WHAT THE TASK REQUIRES =>
In the material below, identify each line bearing the word "teneur". Reproduce those lines.

DATA FOR PROCESSING =>

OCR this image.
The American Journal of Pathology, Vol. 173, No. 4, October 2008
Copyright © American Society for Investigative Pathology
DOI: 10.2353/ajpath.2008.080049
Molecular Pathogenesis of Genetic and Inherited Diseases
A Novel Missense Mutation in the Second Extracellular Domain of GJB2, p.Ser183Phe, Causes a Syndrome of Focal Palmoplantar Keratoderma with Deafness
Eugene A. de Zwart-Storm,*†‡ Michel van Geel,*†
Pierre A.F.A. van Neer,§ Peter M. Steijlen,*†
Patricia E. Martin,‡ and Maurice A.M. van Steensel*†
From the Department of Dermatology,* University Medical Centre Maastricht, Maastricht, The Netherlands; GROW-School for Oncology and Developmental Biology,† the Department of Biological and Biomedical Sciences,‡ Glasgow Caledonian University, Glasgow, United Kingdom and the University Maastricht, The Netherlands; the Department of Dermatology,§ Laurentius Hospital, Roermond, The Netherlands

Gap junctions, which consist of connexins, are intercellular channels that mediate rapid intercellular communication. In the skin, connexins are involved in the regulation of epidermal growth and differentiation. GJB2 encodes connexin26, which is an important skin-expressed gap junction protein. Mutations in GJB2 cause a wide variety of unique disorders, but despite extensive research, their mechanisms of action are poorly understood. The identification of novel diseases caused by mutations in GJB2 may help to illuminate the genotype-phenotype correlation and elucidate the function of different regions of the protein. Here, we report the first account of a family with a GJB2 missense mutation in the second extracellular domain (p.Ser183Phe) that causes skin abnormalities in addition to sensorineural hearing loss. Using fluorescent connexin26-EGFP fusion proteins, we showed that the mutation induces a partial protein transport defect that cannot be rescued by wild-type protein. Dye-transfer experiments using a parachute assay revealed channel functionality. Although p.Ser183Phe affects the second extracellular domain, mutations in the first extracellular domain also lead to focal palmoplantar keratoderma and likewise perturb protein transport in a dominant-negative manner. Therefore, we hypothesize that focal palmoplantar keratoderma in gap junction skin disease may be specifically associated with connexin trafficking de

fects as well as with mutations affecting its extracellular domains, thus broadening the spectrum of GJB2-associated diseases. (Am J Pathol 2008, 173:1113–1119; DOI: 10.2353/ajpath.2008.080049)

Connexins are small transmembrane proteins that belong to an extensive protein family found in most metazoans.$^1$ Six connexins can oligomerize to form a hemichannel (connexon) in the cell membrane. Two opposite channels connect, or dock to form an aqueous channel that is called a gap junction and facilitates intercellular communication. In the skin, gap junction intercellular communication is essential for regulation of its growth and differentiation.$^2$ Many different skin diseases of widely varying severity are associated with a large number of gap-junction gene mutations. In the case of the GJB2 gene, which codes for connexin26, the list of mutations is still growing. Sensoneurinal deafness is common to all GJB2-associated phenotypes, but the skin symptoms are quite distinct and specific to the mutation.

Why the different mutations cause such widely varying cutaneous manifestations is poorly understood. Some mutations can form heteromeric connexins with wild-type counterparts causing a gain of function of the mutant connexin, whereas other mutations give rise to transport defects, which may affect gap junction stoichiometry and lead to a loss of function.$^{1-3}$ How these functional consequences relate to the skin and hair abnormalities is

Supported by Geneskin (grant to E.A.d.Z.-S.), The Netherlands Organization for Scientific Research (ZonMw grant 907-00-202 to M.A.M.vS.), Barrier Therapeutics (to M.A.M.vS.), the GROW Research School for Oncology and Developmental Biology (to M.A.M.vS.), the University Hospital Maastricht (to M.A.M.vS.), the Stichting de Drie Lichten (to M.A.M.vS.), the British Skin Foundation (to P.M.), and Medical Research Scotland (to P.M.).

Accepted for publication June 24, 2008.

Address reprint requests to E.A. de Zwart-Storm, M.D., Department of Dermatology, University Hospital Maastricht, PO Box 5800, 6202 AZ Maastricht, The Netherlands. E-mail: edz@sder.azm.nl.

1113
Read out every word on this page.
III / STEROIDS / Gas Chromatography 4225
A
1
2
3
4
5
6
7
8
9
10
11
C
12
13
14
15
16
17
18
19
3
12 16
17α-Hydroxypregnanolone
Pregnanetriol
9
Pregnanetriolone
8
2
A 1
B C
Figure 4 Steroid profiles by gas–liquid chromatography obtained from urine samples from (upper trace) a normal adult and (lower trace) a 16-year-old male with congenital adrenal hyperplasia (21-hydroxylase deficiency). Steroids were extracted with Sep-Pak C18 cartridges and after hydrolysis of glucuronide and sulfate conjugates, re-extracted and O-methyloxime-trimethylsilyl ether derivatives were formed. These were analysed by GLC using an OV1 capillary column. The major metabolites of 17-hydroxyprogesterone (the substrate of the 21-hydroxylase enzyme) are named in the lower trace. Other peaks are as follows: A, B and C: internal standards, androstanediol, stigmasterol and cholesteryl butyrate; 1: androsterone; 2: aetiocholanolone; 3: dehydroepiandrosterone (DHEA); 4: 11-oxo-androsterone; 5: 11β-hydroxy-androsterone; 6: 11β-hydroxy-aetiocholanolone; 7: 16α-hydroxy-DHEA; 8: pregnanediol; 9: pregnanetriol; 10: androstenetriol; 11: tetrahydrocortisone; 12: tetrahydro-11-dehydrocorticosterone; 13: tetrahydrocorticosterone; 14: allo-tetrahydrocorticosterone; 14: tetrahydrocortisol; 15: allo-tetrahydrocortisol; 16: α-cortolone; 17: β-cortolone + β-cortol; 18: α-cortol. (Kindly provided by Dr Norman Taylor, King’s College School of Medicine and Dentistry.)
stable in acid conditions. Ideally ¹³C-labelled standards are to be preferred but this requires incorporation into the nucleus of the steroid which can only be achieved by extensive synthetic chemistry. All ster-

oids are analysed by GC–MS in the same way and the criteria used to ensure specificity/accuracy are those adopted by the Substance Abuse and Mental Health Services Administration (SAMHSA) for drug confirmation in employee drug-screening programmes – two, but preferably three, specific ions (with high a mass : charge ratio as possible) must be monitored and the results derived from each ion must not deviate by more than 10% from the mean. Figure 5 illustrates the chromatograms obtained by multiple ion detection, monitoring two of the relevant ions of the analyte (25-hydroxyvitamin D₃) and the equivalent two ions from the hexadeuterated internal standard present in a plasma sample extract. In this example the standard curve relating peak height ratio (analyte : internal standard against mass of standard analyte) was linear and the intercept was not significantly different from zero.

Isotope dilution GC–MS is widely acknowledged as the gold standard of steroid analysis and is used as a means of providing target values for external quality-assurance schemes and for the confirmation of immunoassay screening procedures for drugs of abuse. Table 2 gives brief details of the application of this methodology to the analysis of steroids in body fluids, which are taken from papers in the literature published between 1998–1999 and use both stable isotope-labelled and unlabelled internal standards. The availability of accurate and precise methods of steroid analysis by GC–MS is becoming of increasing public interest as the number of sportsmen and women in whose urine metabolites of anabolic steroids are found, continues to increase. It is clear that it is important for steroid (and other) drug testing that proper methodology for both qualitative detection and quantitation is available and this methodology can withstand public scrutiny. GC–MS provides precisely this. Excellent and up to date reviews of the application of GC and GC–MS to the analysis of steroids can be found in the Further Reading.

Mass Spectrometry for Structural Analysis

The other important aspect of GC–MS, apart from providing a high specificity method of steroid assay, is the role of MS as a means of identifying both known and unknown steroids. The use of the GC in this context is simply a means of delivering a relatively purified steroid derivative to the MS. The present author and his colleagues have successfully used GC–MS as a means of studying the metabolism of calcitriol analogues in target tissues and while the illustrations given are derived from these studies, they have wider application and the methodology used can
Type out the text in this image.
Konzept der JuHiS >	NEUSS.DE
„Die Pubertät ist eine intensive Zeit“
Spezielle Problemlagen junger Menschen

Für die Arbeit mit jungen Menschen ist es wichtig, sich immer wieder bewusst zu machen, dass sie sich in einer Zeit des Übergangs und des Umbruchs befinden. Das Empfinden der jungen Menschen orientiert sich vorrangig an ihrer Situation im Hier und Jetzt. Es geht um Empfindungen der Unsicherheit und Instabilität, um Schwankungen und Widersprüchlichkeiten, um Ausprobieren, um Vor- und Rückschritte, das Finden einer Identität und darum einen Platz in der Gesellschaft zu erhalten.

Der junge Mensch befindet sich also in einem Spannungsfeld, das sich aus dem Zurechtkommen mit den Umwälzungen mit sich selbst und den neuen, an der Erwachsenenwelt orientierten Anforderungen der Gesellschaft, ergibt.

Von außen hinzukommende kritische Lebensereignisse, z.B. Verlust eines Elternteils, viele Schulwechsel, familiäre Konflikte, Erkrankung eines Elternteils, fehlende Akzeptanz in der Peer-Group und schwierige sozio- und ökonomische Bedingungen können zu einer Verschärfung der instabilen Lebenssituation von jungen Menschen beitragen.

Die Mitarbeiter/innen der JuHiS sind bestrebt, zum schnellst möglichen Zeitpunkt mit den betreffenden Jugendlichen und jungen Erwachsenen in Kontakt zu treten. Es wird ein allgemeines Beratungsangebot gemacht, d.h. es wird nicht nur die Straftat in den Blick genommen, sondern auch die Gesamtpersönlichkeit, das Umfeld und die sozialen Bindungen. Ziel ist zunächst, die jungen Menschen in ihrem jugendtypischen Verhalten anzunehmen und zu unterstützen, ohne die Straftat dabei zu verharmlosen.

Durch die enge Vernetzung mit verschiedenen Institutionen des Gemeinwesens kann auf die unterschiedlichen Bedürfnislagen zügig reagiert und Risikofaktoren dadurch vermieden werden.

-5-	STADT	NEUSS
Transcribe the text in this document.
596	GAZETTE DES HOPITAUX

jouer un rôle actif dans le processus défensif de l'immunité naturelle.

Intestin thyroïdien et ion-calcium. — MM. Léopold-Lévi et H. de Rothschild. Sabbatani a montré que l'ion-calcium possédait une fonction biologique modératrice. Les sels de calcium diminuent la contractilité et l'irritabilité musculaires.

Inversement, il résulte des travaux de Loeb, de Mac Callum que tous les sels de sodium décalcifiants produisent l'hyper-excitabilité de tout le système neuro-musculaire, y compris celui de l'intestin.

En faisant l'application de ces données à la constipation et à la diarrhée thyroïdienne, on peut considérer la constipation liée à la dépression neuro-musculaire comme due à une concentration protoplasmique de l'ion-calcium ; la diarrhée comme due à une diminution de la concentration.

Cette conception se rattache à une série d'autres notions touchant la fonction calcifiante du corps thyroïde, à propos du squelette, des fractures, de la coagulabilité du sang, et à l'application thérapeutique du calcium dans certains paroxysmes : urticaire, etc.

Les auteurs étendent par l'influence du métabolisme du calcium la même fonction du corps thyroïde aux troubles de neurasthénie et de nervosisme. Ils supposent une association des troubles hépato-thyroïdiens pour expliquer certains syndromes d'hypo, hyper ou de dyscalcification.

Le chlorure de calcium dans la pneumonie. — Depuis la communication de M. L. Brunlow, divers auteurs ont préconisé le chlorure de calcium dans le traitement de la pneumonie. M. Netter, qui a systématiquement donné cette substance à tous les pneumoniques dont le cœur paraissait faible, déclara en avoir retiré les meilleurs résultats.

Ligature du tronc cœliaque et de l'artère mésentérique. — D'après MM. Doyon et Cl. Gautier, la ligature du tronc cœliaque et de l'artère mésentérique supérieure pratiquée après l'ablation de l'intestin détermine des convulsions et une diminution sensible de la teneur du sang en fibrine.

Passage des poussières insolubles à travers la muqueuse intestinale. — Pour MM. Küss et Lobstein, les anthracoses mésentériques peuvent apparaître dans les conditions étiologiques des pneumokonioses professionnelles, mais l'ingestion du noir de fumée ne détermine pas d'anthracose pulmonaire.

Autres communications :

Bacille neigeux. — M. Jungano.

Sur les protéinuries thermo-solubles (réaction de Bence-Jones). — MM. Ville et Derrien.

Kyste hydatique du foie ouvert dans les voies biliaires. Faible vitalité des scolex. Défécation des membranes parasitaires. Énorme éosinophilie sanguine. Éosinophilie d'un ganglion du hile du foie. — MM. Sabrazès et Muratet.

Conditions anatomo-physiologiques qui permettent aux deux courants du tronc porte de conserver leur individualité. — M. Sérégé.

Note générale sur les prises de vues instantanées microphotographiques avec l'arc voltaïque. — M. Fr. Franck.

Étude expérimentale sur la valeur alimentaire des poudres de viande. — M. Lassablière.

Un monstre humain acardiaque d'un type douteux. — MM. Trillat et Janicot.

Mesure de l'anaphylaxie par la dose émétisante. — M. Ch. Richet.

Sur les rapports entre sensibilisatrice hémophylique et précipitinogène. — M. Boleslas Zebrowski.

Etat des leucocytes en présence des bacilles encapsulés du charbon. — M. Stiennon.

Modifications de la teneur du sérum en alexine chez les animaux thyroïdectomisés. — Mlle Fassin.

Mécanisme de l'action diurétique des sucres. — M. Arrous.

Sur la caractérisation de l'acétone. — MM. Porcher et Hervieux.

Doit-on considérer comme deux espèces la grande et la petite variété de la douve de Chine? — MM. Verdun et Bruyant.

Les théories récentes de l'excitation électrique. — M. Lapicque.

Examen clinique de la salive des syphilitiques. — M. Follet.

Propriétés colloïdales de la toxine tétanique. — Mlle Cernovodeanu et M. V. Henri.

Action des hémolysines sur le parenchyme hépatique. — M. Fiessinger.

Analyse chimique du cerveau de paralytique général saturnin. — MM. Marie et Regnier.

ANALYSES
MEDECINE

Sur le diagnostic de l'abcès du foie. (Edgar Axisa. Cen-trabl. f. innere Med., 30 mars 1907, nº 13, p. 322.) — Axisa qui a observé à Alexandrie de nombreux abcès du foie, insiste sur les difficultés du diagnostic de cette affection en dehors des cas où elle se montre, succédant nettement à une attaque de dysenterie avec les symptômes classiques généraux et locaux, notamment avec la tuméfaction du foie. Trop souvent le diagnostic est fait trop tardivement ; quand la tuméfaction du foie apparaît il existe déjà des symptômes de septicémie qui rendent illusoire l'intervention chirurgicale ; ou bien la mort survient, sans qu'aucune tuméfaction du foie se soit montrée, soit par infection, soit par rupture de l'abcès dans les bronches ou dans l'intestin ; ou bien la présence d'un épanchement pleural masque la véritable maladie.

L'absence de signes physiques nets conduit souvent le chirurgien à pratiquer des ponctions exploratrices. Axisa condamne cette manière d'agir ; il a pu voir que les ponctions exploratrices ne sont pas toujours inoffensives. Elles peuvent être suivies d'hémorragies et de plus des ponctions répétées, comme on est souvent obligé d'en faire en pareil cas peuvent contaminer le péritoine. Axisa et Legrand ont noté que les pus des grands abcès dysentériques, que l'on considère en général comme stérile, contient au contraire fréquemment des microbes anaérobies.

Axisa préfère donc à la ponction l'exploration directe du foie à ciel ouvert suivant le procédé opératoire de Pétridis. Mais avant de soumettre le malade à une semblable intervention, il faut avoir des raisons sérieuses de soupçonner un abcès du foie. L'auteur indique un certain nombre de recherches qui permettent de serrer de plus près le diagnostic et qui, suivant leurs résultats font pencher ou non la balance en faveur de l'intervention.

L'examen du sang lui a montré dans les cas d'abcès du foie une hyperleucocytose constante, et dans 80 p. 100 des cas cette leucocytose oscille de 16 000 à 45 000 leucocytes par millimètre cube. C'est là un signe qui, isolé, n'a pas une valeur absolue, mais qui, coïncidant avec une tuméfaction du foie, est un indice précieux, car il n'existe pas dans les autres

REPLY TO THE EXERCISE =>
Ligature du tronc cœliaque et de l'artère mésentérique. — D'après MM. Doyon et Cl. Gautier, la ligature du tronc cœliaque et de l'artère mésentérique supérieure pratiquée après l'ablation de l'intestin détermine des convulsions et une diminution sensible de la teneur du sang en fibrine.
Modifications de la teneur du sérum en alexine chez les animaux thyroïdectomisés. — Mlle Fassin.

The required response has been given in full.